On the sanity front- I watched a LOT of box sets, did some freelance work, did some research for friends on new ventures, and spent WAY too much time researching pushchairs ;).

On the fitness front, I wish I had been more fit going into the pregnancy but such is life. Nothing much to be done for that. I walked the length of the hospital every week or so when I went for my fetal fibronectin and exam and that was pretty much it. But there were some websites I used from around 35 weeks on positioning/birthing exercises. I'll link it. Have to say, bed rest is rubbish on helping you prepare physically, obvs. My skeleton, and particularly my back, was really not in the best condition for giving birth having been sat on my arse for four months. So after 37 weeks, and with a huge baby, I literally did everything I could to shake it out...acupuncture helped, did loads of walking, Swiss ball, yada yada.

You won't go mad...you think you will, but you don't, weirdly. Partly due to the first weeks being totally focused on keeping the baby in. The rest you get through with good friends and cupcakes. It's amazing how much time you can waste when you put your mind to it;).

spinningbabies.com

Good luck!! If I think of anything else I'll add. Thanks

alifemoreordinary · 31/07/2014 09:04

Time has lots of good advice there. Big yes on the visits (preferably armed with cupcakes!), that was a huge sanity saver. And absolutely yes on the getting up and starting your day, every day. Lie on the couch, not in the bed. You need to demarcate your day for sure.

Time, sorry you're having to go through all of this too. Hope you're okay. Keep the faith, there is light at the end of the tunnel, even though it really doesn't feel like it sometimes.

time2deal · 31/07/2014 13:23

thanks alifemoreordianry. Even if it made me cry again! It doesn't take much.

It's a good point that the early phases are split week by week. Getting to 24 weeks was a big milestone as my problems all become apparent at 22 weeks. It was expected (I have had multiple cervical surgeries) but I had a strong cerclage in place that was supposed to stop this happening.

Then 26, 28, 30 weeks are all big steps and make a huge difference to the health of the baby. This is a much longed for IVF baby, after 4 years TTC, including a break for cancer treatment!

┄┄┄┄┄┄┄┄┄┄

**YOUR ASSIGNMENT:** Continue the forum thread above about pregnancy bed rest, starting right after its final sentence.

┄┄┄┄┄┄┄┄┄┄

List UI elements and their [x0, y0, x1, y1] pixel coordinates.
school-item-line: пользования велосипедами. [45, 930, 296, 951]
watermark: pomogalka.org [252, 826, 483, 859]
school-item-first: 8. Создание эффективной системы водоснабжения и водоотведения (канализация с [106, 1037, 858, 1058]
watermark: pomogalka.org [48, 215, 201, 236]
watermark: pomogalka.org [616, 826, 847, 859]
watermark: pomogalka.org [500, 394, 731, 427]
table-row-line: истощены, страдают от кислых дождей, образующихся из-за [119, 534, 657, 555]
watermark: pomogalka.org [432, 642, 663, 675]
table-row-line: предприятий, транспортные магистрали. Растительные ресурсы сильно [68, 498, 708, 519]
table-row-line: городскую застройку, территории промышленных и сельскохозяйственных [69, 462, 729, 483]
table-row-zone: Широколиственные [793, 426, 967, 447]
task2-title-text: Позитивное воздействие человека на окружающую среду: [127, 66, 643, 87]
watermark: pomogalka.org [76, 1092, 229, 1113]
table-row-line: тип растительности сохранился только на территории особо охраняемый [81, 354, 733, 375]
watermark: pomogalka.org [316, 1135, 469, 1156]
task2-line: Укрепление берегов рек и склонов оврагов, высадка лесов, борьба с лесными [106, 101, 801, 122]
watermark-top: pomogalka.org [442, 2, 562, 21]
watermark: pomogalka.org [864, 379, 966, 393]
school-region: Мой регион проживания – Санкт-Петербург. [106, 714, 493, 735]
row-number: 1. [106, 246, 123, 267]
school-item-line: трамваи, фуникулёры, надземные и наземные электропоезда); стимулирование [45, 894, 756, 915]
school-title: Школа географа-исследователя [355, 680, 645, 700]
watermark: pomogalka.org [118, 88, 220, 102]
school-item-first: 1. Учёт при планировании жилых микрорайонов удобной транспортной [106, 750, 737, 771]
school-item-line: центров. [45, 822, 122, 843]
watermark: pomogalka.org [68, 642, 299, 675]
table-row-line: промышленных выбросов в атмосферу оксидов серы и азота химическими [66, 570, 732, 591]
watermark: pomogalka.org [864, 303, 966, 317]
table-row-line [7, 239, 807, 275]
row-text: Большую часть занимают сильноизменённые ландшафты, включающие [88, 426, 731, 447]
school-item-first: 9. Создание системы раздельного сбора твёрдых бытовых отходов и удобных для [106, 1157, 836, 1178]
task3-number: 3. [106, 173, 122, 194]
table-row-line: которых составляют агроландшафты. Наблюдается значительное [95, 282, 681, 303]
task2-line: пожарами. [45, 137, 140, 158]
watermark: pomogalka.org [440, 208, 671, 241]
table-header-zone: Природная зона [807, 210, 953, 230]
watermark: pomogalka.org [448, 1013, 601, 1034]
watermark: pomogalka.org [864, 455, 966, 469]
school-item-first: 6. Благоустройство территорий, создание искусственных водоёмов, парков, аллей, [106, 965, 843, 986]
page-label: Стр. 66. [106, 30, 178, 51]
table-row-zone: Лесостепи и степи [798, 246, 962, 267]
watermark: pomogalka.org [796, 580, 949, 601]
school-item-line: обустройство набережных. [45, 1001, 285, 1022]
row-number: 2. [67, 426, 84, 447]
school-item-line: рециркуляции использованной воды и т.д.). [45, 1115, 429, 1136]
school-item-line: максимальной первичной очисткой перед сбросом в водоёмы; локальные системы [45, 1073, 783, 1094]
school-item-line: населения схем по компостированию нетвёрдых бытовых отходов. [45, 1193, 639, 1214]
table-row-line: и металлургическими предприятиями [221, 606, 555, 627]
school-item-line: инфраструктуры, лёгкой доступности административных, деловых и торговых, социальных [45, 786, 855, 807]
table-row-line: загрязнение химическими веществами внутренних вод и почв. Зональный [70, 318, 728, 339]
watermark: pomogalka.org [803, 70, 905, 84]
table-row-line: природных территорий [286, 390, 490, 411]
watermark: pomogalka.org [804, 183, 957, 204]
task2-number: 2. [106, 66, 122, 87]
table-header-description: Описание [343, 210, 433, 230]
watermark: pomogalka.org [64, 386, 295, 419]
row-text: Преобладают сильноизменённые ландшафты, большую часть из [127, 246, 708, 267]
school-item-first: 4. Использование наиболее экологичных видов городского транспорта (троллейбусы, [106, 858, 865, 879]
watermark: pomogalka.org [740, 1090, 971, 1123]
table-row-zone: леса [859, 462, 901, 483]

┄┄┄┄┄┄┄┄┄┄

**EXPECTED ANSWER:**
Now I'm 30 weeks its different. The baby is fine and healthy, measuring ahead so probably big enough to survive pretty well. There are less big milestones to work towards, but at the same time I know there is less time left than has gone by.

The other thing is to find groups who you can chat to online. I discovered facebook has lots of closed groups that you can request to join with women in the same situation. It's much more common in the US to be put on bedrest, so you can find those groups who understand the frustration more.

Maalia · 31/07/2014 18:26

Time2deal I am really sorry to hear about your ordeal. I hope your last few weeks go by very quickly and you get to cuddle your precious baby very soon.
Thanks very much both for your precious advice. I will definitely set some kind of routine for myself and rally as many people as I can muster around me. It will be difficult as i have just moved to a new area and family/friends don't live close by, but I can think of a few ideas so whilst it will feel like prison, it won't be the complete isolation ward!
I do feel completely useless though: as you say, I feel fine on the outside, so lounging around in bed all day makes me feel, well, lazy. My DH is very understanding and his primary concern is the baby so from that point of view, I am getting support.
I do worry about my physical shape when the baby arrives. I am normally reasonably active and had already cut back on my fitness routine due to horrendous morning sickness, and now this!i think I will probably wait to be out of the 30 week danger zone before I attempt some gentle floor work.

Thanks very much again for all the good advice Ladies.